--- Records supplied ---

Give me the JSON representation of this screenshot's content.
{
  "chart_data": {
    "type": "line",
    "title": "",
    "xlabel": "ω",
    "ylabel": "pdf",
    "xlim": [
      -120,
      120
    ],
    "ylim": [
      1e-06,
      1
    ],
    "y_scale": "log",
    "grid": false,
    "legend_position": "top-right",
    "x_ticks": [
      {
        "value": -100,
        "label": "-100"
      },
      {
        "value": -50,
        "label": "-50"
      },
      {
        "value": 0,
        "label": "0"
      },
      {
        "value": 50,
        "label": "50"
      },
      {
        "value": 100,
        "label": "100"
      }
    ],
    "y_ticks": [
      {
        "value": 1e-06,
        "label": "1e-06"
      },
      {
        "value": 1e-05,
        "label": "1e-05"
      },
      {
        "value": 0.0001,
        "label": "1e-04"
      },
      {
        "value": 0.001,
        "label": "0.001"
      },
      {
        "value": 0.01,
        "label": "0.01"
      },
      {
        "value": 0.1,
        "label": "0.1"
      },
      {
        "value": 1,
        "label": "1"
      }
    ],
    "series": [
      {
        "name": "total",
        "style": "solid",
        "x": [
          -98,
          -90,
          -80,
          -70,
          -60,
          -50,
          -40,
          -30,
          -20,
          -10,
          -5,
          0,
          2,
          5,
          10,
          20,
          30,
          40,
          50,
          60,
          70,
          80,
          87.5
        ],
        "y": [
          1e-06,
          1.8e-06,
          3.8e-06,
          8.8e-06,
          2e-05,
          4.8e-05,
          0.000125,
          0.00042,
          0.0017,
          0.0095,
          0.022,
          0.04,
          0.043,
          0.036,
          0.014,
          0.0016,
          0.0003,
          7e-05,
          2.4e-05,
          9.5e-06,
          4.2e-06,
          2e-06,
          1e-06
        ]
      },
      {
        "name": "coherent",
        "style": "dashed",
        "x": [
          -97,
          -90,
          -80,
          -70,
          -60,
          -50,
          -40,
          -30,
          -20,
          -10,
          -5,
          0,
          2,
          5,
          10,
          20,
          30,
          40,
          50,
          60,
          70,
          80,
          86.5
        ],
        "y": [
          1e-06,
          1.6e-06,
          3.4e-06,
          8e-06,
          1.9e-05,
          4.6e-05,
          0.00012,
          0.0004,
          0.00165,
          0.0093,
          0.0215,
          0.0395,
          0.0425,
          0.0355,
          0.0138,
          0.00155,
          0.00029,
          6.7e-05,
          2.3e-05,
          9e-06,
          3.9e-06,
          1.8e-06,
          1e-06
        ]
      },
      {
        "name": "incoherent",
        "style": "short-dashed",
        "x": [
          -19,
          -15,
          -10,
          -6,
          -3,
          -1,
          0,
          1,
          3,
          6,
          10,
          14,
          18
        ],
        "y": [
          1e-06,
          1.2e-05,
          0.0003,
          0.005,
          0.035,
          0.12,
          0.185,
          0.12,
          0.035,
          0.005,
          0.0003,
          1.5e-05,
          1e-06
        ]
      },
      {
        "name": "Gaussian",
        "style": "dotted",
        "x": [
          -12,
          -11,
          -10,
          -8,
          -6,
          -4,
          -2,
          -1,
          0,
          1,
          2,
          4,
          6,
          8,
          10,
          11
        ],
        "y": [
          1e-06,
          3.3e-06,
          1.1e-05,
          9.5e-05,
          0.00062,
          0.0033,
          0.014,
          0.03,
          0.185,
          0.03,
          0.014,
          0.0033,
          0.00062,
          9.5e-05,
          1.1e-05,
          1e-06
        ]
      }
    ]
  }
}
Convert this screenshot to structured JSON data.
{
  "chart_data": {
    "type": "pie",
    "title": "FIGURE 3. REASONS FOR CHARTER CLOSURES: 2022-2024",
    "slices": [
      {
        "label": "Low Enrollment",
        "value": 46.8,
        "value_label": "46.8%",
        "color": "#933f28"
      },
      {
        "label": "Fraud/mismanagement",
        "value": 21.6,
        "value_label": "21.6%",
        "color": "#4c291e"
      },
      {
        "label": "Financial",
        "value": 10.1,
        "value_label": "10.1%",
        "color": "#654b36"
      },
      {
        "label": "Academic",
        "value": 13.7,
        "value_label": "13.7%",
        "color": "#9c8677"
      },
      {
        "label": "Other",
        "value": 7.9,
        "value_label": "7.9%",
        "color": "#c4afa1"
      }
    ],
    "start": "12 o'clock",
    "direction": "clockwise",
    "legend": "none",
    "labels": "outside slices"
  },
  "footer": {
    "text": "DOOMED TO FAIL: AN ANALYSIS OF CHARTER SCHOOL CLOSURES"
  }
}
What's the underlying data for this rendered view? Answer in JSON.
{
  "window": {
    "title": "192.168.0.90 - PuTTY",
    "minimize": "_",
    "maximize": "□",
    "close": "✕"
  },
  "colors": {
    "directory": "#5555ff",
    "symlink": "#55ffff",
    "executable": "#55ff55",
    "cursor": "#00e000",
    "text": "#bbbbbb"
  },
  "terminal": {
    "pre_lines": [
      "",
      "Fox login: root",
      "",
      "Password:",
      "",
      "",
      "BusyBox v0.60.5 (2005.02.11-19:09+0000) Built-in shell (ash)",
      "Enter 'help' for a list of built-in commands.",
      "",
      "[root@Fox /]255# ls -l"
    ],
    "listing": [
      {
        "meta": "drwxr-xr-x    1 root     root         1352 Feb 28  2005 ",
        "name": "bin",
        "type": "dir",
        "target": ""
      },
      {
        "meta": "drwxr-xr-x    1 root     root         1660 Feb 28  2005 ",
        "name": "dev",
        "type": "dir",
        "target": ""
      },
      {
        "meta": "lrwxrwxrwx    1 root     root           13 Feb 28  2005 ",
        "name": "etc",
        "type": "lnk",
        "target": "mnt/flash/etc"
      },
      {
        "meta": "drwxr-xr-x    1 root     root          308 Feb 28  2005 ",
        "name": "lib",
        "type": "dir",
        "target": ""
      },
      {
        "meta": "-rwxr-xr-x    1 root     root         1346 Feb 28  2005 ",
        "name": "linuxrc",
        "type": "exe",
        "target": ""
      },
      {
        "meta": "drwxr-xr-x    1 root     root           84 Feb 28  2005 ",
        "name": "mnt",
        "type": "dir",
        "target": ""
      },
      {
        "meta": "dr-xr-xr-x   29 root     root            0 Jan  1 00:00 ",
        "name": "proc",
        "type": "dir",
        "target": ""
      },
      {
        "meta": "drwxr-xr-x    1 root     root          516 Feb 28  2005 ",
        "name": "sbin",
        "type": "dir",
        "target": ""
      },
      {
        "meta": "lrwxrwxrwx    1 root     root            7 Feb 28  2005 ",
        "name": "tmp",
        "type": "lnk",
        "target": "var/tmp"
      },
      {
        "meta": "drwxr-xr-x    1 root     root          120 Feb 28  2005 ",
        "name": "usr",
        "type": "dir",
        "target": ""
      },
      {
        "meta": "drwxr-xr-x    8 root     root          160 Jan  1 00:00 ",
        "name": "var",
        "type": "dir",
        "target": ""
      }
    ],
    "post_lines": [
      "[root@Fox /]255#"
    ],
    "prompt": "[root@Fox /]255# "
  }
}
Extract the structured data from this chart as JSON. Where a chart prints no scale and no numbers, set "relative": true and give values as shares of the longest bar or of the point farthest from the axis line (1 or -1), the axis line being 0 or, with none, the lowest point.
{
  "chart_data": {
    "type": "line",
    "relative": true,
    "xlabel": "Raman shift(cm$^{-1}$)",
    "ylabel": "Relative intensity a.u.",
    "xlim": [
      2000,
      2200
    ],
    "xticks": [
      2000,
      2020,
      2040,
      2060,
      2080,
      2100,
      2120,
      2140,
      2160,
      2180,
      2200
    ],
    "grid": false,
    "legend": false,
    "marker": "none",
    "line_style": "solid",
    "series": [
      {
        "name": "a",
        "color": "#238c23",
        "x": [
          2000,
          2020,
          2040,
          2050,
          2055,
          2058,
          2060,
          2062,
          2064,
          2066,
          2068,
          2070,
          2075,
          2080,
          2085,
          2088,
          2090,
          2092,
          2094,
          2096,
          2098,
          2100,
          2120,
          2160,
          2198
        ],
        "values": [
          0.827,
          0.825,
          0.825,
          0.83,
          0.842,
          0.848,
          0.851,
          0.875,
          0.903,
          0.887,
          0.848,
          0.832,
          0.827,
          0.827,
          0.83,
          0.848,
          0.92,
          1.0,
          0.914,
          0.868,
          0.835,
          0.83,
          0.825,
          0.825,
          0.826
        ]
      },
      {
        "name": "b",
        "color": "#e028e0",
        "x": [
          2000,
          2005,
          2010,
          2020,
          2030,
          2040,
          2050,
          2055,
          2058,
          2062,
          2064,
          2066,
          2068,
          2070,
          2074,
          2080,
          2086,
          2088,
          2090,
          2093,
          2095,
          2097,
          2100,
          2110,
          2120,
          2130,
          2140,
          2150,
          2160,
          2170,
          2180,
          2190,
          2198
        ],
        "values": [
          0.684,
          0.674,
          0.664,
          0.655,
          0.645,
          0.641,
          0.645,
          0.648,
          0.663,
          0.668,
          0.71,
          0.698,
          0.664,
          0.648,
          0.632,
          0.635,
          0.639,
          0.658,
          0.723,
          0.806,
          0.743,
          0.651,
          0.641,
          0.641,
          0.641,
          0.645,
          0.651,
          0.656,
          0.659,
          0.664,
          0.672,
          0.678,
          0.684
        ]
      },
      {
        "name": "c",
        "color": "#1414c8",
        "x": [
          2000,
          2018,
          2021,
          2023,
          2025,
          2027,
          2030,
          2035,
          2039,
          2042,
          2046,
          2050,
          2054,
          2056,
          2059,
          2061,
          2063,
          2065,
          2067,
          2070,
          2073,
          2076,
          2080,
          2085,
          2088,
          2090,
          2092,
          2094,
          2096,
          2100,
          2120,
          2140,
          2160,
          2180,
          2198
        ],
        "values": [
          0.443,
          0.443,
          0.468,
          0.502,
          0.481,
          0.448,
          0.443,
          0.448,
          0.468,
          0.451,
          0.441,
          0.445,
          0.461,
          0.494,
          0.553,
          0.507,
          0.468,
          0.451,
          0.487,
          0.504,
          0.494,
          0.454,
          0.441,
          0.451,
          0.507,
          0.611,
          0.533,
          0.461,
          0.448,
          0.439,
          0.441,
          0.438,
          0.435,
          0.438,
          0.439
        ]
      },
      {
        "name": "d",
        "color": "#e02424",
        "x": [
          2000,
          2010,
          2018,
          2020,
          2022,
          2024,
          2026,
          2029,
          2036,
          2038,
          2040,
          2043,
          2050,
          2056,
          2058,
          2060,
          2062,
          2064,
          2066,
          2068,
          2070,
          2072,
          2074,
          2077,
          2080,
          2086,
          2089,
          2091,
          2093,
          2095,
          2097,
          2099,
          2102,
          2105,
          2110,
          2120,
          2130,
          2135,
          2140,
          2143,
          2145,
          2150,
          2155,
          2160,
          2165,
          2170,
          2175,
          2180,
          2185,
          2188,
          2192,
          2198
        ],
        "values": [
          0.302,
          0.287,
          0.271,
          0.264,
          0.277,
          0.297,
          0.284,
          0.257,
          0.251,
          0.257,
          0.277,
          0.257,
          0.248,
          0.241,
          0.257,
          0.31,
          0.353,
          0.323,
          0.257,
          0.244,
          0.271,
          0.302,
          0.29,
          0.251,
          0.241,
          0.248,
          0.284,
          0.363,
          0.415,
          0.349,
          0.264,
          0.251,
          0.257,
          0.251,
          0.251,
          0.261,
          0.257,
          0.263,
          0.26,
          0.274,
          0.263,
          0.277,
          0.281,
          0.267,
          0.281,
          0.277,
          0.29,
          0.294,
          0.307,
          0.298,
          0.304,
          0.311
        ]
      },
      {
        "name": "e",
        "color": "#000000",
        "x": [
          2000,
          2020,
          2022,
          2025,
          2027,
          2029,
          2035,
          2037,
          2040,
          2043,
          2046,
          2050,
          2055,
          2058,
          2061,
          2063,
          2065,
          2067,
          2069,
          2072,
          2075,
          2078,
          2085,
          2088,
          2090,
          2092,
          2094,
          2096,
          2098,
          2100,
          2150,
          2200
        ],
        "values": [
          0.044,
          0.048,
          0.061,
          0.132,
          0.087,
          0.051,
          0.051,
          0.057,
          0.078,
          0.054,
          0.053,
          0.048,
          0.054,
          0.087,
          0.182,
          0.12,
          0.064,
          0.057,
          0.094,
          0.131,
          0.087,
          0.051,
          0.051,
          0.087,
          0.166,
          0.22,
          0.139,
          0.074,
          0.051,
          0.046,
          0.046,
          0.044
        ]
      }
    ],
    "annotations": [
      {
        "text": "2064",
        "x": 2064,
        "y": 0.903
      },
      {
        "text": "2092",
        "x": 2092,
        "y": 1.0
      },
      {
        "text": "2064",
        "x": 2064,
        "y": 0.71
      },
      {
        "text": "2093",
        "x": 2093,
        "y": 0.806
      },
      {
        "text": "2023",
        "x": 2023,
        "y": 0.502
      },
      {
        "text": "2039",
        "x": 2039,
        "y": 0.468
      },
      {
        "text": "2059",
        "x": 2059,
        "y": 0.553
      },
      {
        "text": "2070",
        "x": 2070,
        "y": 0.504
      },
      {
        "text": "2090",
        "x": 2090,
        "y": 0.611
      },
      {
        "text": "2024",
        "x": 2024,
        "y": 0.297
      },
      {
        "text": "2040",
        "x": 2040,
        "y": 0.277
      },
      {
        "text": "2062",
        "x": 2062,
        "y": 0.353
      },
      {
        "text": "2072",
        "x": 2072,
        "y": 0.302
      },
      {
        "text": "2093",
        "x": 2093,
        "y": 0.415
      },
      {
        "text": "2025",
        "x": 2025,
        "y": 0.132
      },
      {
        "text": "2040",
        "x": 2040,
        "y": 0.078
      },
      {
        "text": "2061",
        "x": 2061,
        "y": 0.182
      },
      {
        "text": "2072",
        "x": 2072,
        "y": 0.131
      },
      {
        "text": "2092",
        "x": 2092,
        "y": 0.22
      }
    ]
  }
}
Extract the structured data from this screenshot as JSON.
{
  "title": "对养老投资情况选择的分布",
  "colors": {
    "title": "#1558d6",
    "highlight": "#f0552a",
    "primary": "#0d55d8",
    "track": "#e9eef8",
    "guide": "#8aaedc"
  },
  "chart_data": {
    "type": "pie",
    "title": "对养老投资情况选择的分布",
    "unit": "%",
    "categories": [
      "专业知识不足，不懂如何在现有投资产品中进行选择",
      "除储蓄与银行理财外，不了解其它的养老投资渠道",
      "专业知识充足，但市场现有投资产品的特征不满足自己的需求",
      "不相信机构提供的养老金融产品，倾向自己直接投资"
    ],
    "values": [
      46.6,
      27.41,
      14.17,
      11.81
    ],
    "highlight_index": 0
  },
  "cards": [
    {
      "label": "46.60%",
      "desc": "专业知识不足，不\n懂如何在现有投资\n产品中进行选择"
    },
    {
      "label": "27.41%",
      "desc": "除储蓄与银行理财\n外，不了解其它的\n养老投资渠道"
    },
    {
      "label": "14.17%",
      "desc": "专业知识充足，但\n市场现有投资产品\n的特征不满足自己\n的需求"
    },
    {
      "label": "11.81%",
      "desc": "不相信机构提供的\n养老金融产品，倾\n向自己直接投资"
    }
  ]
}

---

Exercise task> Where a line holds "screenshot", copy it out.

Expected output>
Give me the JSON representation of this screenshot's content.
Convert this screenshot to structured JSON data.
Extract the structured data from this screenshot as JSON.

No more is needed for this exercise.